▸ **EXERCISE INSTRUCTIONS**: Please write out each entry exactly as it appears.

▸ **INPUT RECORDS**:
——————————
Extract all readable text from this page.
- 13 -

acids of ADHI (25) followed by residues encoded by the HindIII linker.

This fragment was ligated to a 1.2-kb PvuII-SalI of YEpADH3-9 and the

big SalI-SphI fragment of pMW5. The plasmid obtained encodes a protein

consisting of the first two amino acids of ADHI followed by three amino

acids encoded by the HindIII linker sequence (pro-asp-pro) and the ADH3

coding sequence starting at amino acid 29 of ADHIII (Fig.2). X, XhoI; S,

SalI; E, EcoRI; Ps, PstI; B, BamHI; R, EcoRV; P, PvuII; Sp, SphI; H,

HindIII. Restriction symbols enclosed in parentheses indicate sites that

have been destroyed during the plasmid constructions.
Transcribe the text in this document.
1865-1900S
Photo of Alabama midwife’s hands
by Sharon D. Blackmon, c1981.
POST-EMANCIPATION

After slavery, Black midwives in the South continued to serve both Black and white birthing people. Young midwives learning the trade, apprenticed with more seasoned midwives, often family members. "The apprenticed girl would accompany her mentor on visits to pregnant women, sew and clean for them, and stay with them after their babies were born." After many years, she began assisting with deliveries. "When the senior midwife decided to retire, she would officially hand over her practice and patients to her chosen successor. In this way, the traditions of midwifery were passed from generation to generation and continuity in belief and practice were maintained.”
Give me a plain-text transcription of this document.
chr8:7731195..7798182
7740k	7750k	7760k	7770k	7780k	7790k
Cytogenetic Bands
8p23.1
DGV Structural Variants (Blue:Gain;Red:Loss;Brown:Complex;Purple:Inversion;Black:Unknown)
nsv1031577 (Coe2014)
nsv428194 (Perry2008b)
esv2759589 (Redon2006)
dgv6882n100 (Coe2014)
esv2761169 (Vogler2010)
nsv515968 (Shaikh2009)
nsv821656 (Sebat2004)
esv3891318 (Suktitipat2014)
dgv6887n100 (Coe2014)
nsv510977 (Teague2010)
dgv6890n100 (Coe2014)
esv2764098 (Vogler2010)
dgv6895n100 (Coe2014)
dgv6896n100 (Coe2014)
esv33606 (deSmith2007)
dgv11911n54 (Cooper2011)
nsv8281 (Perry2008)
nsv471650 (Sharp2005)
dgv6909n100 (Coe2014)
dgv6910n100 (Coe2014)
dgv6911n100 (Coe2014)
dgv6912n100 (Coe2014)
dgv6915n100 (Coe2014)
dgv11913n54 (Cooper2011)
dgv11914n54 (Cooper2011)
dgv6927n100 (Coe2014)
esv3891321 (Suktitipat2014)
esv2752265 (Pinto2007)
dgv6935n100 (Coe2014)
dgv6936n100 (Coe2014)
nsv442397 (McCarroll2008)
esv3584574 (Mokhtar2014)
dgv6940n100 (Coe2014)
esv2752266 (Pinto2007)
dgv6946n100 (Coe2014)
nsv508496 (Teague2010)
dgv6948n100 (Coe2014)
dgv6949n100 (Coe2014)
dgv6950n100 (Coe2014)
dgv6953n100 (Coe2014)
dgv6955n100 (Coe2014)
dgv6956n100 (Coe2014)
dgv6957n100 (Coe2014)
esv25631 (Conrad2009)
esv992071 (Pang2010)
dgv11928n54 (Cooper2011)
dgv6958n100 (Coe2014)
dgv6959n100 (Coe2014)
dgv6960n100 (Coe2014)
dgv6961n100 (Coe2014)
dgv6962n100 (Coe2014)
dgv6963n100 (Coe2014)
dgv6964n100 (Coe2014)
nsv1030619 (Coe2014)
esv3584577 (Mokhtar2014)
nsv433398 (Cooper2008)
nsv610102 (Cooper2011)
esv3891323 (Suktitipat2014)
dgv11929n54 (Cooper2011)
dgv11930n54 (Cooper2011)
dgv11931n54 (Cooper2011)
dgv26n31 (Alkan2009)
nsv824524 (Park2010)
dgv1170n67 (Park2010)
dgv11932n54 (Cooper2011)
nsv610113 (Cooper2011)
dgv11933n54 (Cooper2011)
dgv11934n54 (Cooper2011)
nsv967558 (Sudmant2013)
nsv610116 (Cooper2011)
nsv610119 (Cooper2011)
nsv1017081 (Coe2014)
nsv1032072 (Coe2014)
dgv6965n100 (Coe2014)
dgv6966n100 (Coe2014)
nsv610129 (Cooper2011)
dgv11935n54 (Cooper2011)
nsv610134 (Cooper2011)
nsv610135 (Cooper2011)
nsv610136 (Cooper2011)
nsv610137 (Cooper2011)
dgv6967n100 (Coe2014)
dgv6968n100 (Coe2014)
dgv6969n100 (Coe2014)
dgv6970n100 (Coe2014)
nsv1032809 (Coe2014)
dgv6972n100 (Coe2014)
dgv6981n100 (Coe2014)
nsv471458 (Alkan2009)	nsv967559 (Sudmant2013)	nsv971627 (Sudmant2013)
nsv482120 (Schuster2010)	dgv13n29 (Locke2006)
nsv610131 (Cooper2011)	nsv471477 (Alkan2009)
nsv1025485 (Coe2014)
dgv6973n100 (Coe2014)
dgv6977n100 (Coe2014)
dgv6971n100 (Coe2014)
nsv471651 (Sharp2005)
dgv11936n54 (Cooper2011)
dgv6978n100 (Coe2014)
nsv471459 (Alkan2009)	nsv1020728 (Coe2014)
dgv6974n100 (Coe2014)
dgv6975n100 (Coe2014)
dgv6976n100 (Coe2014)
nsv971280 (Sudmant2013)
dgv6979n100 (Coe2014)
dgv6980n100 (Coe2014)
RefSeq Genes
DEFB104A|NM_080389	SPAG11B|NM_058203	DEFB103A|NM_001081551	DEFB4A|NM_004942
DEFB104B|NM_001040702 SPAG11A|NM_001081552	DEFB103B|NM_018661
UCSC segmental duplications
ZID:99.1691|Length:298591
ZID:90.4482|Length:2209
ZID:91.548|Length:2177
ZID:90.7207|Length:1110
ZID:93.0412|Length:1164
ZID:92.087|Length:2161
——————————
▸ **EXPECTED ANSWER**:
Extract all readable text from this page.
- 13 -

acids of ADHI (25) followed by residues encoded by the HindIII linker.

This fragment was ligated to a 1.2-kb PvuII-SalI of YEpADH3-9 and the

big SalI-SphI fragment of pMW5. The plasmid obtained encodes a protein

consisting of the first two amino acids of ADHI followed by three amino

acids encoded by the HindIII linker sequence (pro-asp-pro) and the ADH3

coding sequence starting at amino acid 29 of ADHIII (Fig.2). X, XhoI; S,

SalI; E, EcoRI; Ps, PstI; B, BamHI; R, EcoRV; P, PvuII; Sp, SphI; H,

HindIII. Restriction symbols enclosed in parentheses indicate sites that

have been destroyed during the plasmid constructions.
Transcribe the text in this document.
1865-1900S
Photo of Alabama midwife’s hands
by Sharon D. Blackmon, c1981.
POST-EMANCIPATION

After slavery, Black midwives in the South continued to serve both Black and white birthing people. Young midwives learning the trade, apprenticed with more seasoned midwives, often family members. "The apprenticed girl would accompany her mentor on visits to pregnant women, sew and clean for them, and stay with them after their babies were born." After many years, she began assisting with deliveries. "When the senior midwife decided to retire, she would officially hand over her practice and patients to her chosen successor. In this way, the traditions of midwifery were passed from generation to generation and continuity in belief and practice were maintained.”
Give me a plain-text transcription of this document.
chr8:7731195..7798182
7740k	7750k	7760k	7770k	7780k	7790k
Cytogenetic Bands
8p23.1
DGV Structural Variants (Blue:Gain;Red:Loss;Brown:Complex;Purple:Inversion;Black:Unknown)
nsv1031577 (Coe2014)
nsv428194 (Perry2008b)
esv2759589 (Redon2006)
dgv6882n100 (Coe2014)
esv2761169 (Vogler2010)
nsv515968 (Shaikh2009)
nsv821656 (Sebat2004)
esv3891318 (Suktitipat2014)
dgv6887n100 (Coe2014)
nsv510977 (Teague2010)
dgv6890n100 (Coe2014)
esv2764098 (Vogler2010)
dgv6895n100 (Coe2014)
dgv6896n100 (Coe2014)
esv33606 (deSmith2007)
dgv11911n54 (Cooper2011)
nsv8281 (Perry2008)
nsv471650 (Sharp2005)
dgv6909n100 (Coe2014)
dgv6910n100 (Coe2014)
dgv6911n100 (Coe2014)
dgv6912n100 (Coe2014)
dgv6915n100 (Coe2014)
dgv11913n54 (Cooper2011)
dgv11914n54 (Cooper2011)
dgv6927n100 (Coe2014)
esv3891321 (Suktitipat2014)
esv2752265 (Pinto2007)
dgv6935n100 (Coe2014)
dgv6936n100 (Coe2014)
nsv442397 (McCarroll2008)
esv3584574 (Mokhtar2014)
dgv6940n100 (Coe2014)
esv2752266 (Pinto2007)
dgv6946n100 (Coe2014)
nsv508496 (Teague2010)
dgv6948n100 (Coe2014)
dgv6949n100 (Coe2014)
dgv6950n100 (Coe2014)
dgv6953n100 (Coe2014)
dgv6955n100 (Coe2014)
dgv6956n100 (Coe2014)
dgv6957n100 (Coe2014)
esv25631 (Conrad2009)
esv992071 (Pang2010)
dgv11928n54 (Cooper2011)
dgv6958n100 (Coe2014)
dgv6959n100 (Coe2014)
dgv6960n100 (Coe2014)
dgv6961n100 (Coe2014)
dgv6962n100 (Coe2014)
dgv6963n100 (Coe2014)
dgv6964n100 (Coe2014)
nsv1030619 (Coe2014)
esv3584577 (Mokhtar2014)
nsv433398 (Cooper2008)
nsv610102 (Cooper2011)
esv3891323 (Suktitipat2014)
dgv11929n54 (Cooper2011)
dgv11930n54 (Cooper2011)
dgv11931n54 (Cooper2011)
dgv26n31 (Alkan2009)
nsv824524 (Park2010)
dgv1170n67 (Park2010)
dgv11932n54 (Cooper2011)
nsv610113 (Cooper2011)
dgv11933n54 (Cooper2011)
dgv11934n54 (Cooper2011)
nsv967558 (Sudmant2013)
nsv610116 (Cooper2011)
nsv610119 (Cooper2011)
nsv1017081 (Coe2014)
nsv1032072 (Coe2014)
dgv6965n100 (Coe2014)
dgv6966n100 (Coe2014)
nsv610129 (Cooper2011)
dgv11935n54 (Cooper2011)
nsv610134 (Cooper2011)
nsv610135 (Cooper2011)
nsv610136 (Cooper2011)
nsv610137 (Cooper2011)
dgv6967n100 (Coe2014)
dgv6968n100 (Coe2014)
dgv6969n100 (Coe2014)
dgv6970n100 (Coe2014)
nsv1032809 (Coe2014)
dgv6972n100 (Coe2014)
dgv6981n100 (Coe2014)
nsv471458 (Alkan2009)	nsv967559 (Sudmant2013)	nsv971627 (Sudmant2013)
nsv482120 (Schuster2010)	dgv13n29 (Locke2006)
nsv610131 (Cooper2011)	nsv471477 (Alkan2009)
nsv1025485 (Coe2014)
dgv6973n100 (Coe2014)
dgv6977n100 (Coe2014)
dgv6971n100 (Coe2014)
nsv471651 (Sharp2005)
dgv11936n54 (Cooper2011)
dgv6978n100 (Coe2014)
nsv471459 (Alkan2009)	nsv1020728 (Coe2014)
dgv6974n100 (Coe2014)
dgv6975n100 (Coe2014)
dgv6976n100 (Coe2014)
nsv971280 (Sudmant2013)
dgv6979n100 (Coe2014)
dgv6980n100 (Coe2014)
RefSeq Genes
DEFB104A|NM_080389	SPAG11B|NM_058203	DEFB103A|NM_001081551	DEFB4A|NM_004942
DEFB104B|NM_001040702 SPAG11A|NM_001081552	DEFB103B|NM_018661
UCSC segmental duplications
ZID:99.1691|Length:298591
ZID:90.4482|Length:2209
ZID:91.548|Length:2177
ZID:90.7207|Length:1110
ZID:93.0412|Length:1164
ZID:92.087|Length:2161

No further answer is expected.